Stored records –
* Begin *
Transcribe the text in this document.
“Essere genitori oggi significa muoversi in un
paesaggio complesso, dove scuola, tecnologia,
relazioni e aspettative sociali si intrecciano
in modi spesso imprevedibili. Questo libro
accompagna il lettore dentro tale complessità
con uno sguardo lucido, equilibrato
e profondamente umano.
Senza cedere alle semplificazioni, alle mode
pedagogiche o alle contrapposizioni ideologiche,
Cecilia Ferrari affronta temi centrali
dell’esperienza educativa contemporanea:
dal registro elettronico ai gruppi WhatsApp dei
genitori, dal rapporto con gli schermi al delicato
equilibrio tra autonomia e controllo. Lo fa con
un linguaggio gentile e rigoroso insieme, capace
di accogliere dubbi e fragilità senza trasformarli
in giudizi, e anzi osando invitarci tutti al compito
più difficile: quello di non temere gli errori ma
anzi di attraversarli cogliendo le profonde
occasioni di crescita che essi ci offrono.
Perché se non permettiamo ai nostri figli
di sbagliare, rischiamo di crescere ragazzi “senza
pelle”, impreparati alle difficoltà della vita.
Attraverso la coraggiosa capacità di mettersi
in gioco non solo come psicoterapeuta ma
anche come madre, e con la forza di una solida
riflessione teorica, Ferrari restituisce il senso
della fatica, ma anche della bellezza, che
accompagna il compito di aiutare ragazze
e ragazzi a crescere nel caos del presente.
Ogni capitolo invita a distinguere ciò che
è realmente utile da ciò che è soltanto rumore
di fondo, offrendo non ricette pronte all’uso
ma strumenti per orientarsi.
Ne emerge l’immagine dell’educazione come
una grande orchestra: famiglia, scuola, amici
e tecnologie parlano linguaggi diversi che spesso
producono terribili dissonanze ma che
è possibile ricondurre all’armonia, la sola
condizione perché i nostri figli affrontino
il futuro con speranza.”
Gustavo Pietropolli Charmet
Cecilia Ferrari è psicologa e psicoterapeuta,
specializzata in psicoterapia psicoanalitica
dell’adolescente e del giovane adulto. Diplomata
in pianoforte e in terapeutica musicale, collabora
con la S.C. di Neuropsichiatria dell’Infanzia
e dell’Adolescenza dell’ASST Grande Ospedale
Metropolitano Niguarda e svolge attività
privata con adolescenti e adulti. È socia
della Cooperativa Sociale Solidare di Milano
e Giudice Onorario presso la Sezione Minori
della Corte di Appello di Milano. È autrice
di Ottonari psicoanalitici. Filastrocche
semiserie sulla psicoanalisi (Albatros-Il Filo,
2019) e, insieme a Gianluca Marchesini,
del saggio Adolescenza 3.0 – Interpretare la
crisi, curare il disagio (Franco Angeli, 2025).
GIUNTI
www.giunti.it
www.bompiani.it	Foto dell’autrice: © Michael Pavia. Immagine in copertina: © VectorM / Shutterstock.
* End *
Directions for this task – In this exercise, repeat all entries exactly.

The response –
Transcribe the text in this document.
“Essere genitori oggi significa muoversi in un
paesaggio complesso, dove scuola, tecnologia,
relazioni e aspettative sociali si intrecciano
in modi spesso imprevedibili. Questo libro
accompagna il lettore dentro tale complessità
con uno sguardo lucido, equilibrato
e profondamente umano.
Senza cedere alle semplificazioni, alle mode
pedagogiche o alle contrapposizioni ideologiche,
Cecilia Ferrari affronta temi centrali
dell’esperienza educativa contemporanea:
dal registro elettronico ai gruppi WhatsApp dei
genitori, dal rapporto con gli schermi al delicato
equilibrio tra autonomia e controllo. Lo fa con
un linguaggio gentile e rigoroso insieme, capace
di accogliere dubbi e fragilità senza trasformarli
in giudizi, e anzi osando invitarci tutti al compito
più difficile: quello di non temere gli errori ma
anzi di attraversarli cogliendo le profonde
occasioni di crescita che essi ci offrono.
Perché se non permettiamo ai nostri figli
di sbagliare, rischiamo di crescere ragazzi “senza
pelle”, impreparati alle difficoltà della vita.
Attraverso la coraggiosa capacità di mettersi
in gioco non solo come psicoterapeuta ma
anche come madre, e con la forza di una solida
riflessione teorica, Ferrari restituisce il senso
della fatica, ma anche della bellezza, che
accompagna il compito di aiutare ragazze
e ragazzi a crescere nel caos del presente.
Ogni capitolo invita a distinguere ciò che
è realmente utile da ciò che è soltanto rumore
di fondo, offrendo non ricette pronte all’uso
ma strumenti per orientarsi.
Ne emerge l’immagine dell’educazione come
una grande orchestra: famiglia, scuola, amici
e tecnologie parlano linguaggi diversi che spesso
producono terribili dissonanze ma che
è possibile ricondurre all’armonia, la sola
condizione perché i nostri figli affrontino
il futuro con speranza.”
Gustavo Pietropolli Charmet
Cecilia Ferrari è psicologa e psicoterapeuta,
specializzata in psicoterapia psicoanalitica
dell’adolescente e del giovane adulto. Diplomata
in pianoforte e in terapeutica musicale, collabora
con la S.C. di Neuropsichiatria dell’Infanzia
e dell’Adolescenza dell’ASST Grande Ospedale
Metropolitano Niguarda e svolge attività
privata con adolescenti e adulti. È socia
della Cooperativa Sociale Solidare di Milano
e Giudice Onorario presso la Sezione Minori
della Corte di Appello di Milano. È autrice
di Ottonari psicoanalitici. Filastrocche
semiserie sulla psicoanalisi (Albatros-Il Filo,
2019) e, insieme a Gianluca Marchesini,
del saggio Adolescenza 3.0 – Interpretare la
crisi, curare il disagio (Franco Angeli, 2025).
GIUNTI
www.giunti.it
www.bompiani.it	Foto dell’autrice: © Michael Pavia. Immagine in copertina: © VectorM / Shutterstock.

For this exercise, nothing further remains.